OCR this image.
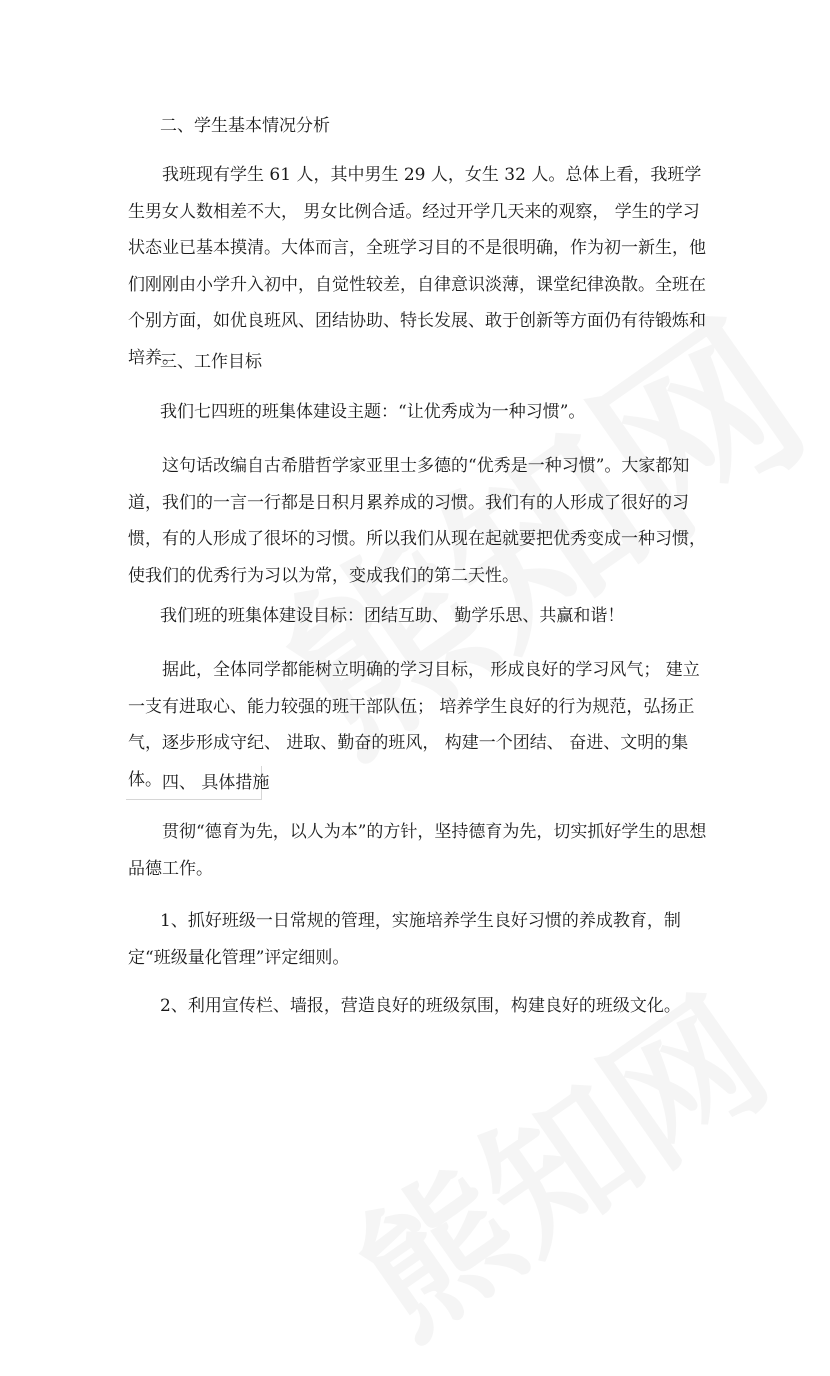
二、学生基本情况分析

我班现有学生 61 人，其中男生 29 人，女生 32 人。总体上看，我班学生男女人数相差不大， 男女比例合适。经过开学几天来的观察， 学生的学习状态业已基本摸清。大体而言，全班学习目的不是很明确，作为初一新生，他们刚刚由小学升入初中，自觉性较差，自律意识淡薄，课堂纪律涣散。全班在个别方面，如优良班风、团结协助、特长发展、敢于创新等方面仍有待锻炼和培养。

三、工作目标

我们七四班的班集体建设主题：“让优秀成为一种习惯”。

这句话改编自古希腊哲学家亚里士多德的“优秀是一种习惯”。大家都知道，我们的一言一行都是日积月累养成的习惯。我们有的人形成了很好的习惯，有的人形成了很坏的习惯。所以我们从现在起就要把优秀变成一种习惯，使我们的优秀行为习以为常，变成我们的第二天性。

我们班的班集体建设目标：团结互助、 勤学乐思、共赢和谐！

据此，全体同学都能树立明确的学习目标， 形成良好的学习风气； 建立一支有进取心、能力较强的班干部队伍； 培养学生良好的行为规范，弘扬正气，逐步形成守纪、 进取、勤奋的班风， 构建一个团结、 奋进、文明的集体。 四、 具体措施

贯彻“德育为先，以人为本”的方针，坚持德育为先，切实抓好学生的思想品德工作。

1、抓好班级一日常规的管理，实施培养学生良好习惯的养成教育，制定“班级量化管理”评定细则。

2、利用宣传栏、墙报，营造良好的班级氛围，构建良好的班级文化。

+++++

*REQUIREMENT*:
Extract all the entries word for word; omit any pictures.

*ANSWER IN FULL*:
OCR this image.
二、学生基本情况分析

我班现有学生 61 人，其中男生 29 人，女生 32 人。总体上看，我班学生男女人数相差不大， 男女比例合适。经过开学几天来的观察， 学生的学习状态业已基本摸清。大体而言，全班学习目的不是很明确，作为初一新生，他们刚刚由小学升入初中，自觉性较差，自律意识淡薄，课堂纪律涣散。全班在个别方面，如优良班风、团结协助、特长发展、敢于创新等方面仍有待锻炼和培养。

三、工作目标

我们七四班的班集体建设主题：“让优秀成为一种习惯”。

这句话改编自古希腊哲学家亚里士多德的“优秀是一种习惯”。大家都知道，我们的一言一行都是日积月累养成的习惯。我们有的人形成了很好的习惯，有的人形成了很坏的习惯。所以我们从现在起就要把优秀变成一种习惯，使我们的优秀行为习以为常，变成我们的第二天性。

我们班的班集体建设目标：团结互助、 勤学乐思、共赢和谐！

据此，全体同学都能树立明确的学习目标， 形成良好的学习风气； 建立一支有进取心、能力较强的班干部队伍； 培养学生良好的行为规范，弘扬正气，逐步形成守纪、 进取、勤奋的班风， 构建一个团结、 奋进、文明的集体。 四、 具体措施

贯彻“德育为先，以人为本”的方针，坚持德育为先，切实抓好学生的思想品德工作。

1、抓好班级一日常规的管理，实施培养学生良好习惯的养成教育，制定“班级量化管理”评定细则。

2、利用宣传栏、墙报，营造良好的班级氛围，构建良好的班级文化。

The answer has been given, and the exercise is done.